• [The exercise]
Every record should be copied exactly, except that pictures are to be omitted.

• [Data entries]
□ □ □

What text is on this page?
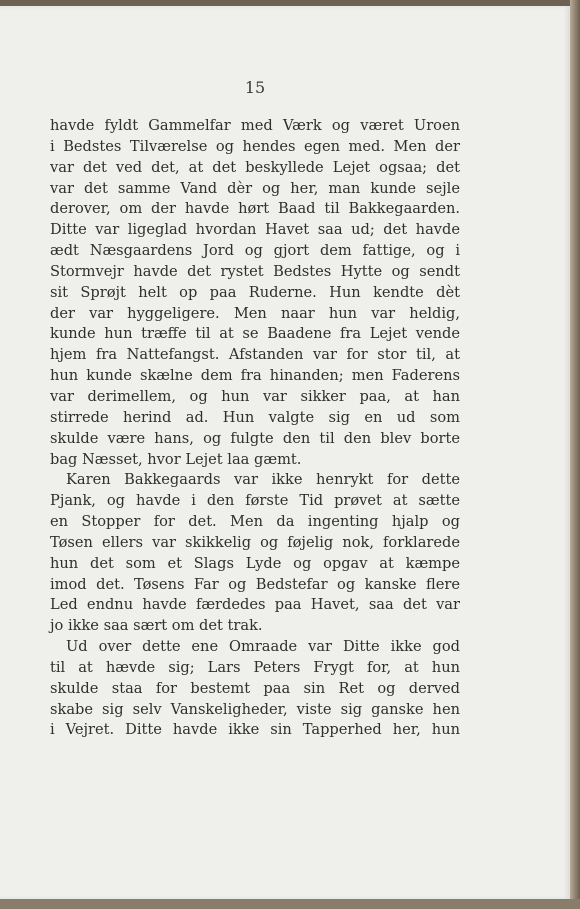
15
havde fyldt Gammelfar med Værk og været Uroen
i Bedstes Tilværelse og hendes egen med. Men der
var det ved det, at det beskyllede Lejet ogsaa; det
var det samme Vand dèr og her, man kunde sejle
derover, om der havde hørt Baad til Bakkegaarden.
Ditte var ligeglad hvordan Havet saa ud; det havde
ædt Næsgaardens Jord og gjort dem fattige, og i
Stormvejr havde det rystet Bedstes Hytte og sendt
sit Sprøjt helt op paa Ruderne. Hun kendte dèt
der var hyggeligere. Men naar hun var heldig,
kunde hun træffe til at se Baadene fra Lejet vende
hjem fra Nattefangst. Afstanden var for stor til, at
hun kunde skælne dem fra hinanden; men Faderens
var derimellem, og hun var sikker paa, at han
stirrede herind ad. Hun valgte sig en ud som
skulde være hans, og fulgte den til den blev borte
bag Næsset, hvor Lejet laa gæmt.
Karen Bakkegaards var ikke henrykt for dette
Pjank, og havde i den første Tid prøvet at sætte
en Stopper for det. Men da ingenting hjalp og
Tøsen ellers var skikkelig og føjelig nok, forklarede
hun det som et Slags Lyde og opgav at kæmpe
imod det. Tøsens Far og Bedstefar og kanske flere
Led endnu havde færdedes paa Havet, saa det var
jo ikke saa sært om det trak.
Ud over dette ene Omraade var Ditte ikke god
til at hævde sig; Lars Peters Frygt for, at hun
skulde staa for bestemt paa sin Ret og derved
skabe sig selv Vanskeligheder, viste sig ganske hen
i Vejret. Ditte havde ikke sin Tapperhed her, hun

□ □ □

• [Solution for this task]
What text is on this page?
15
havde fyldt Gammelfar med Værk og været Uroen
i Bedstes Tilværelse og hendes egen med. Men der
var det ved det, at det beskyllede Lejet ogsaa; det
var det samme Vand dèr og her, man kunde sejle
derover, om der havde hørt Baad til Bakkegaarden.
Ditte var ligeglad hvordan Havet saa ud; det havde
ædt Næsgaardens Jord og gjort dem fattige, og i
Stormvejr havde det rystet Bedstes Hytte og sendt
sit Sprøjt helt op paa Ruderne. Hun kendte dèt
der var hyggeligere. Men naar hun var heldig,
kunde hun træffe til at se Baadene fra Lejet vende
hjem fra Nattefangst. Afstanden var for stor til, at
hun kunde skælne dem fra hinanden; men Faderens
var derimellem, og hun var sikker paa, at han
stirrede herind ad. Hun valgte sig en ud som
skulde være hans, og fulgte den til den blev borte
bag Næsset, hvor Lejet laa gæmt.
Karen Bakkegaards var ikke henrykt for dette
Pjank, og havde i den første Tid prøvet at sætte
en Stopper for det. Men da ingenting hjalp og
Tøsen ellers var skikkelig og føjelig nok, forklarede
hun det som et Slags Lyde og opgav at kæmpe
imod det. Tøsens Far og Bedstefar og kanske flere
Led endnu havde færdedes paa Havet, saa det var
jo ikke saa sært om det trak.
Ud over dette ene Omraade var Ditte ikke god
til at hævde sig; Lars Peters Frygt for, at hun
skulde staa for bestemt paa sin Ret og derved
skabe sig selv Vanskeligheder, viste sig ganske hen
i Vejret. Ditte havde ikke sin Tapperhed her, hun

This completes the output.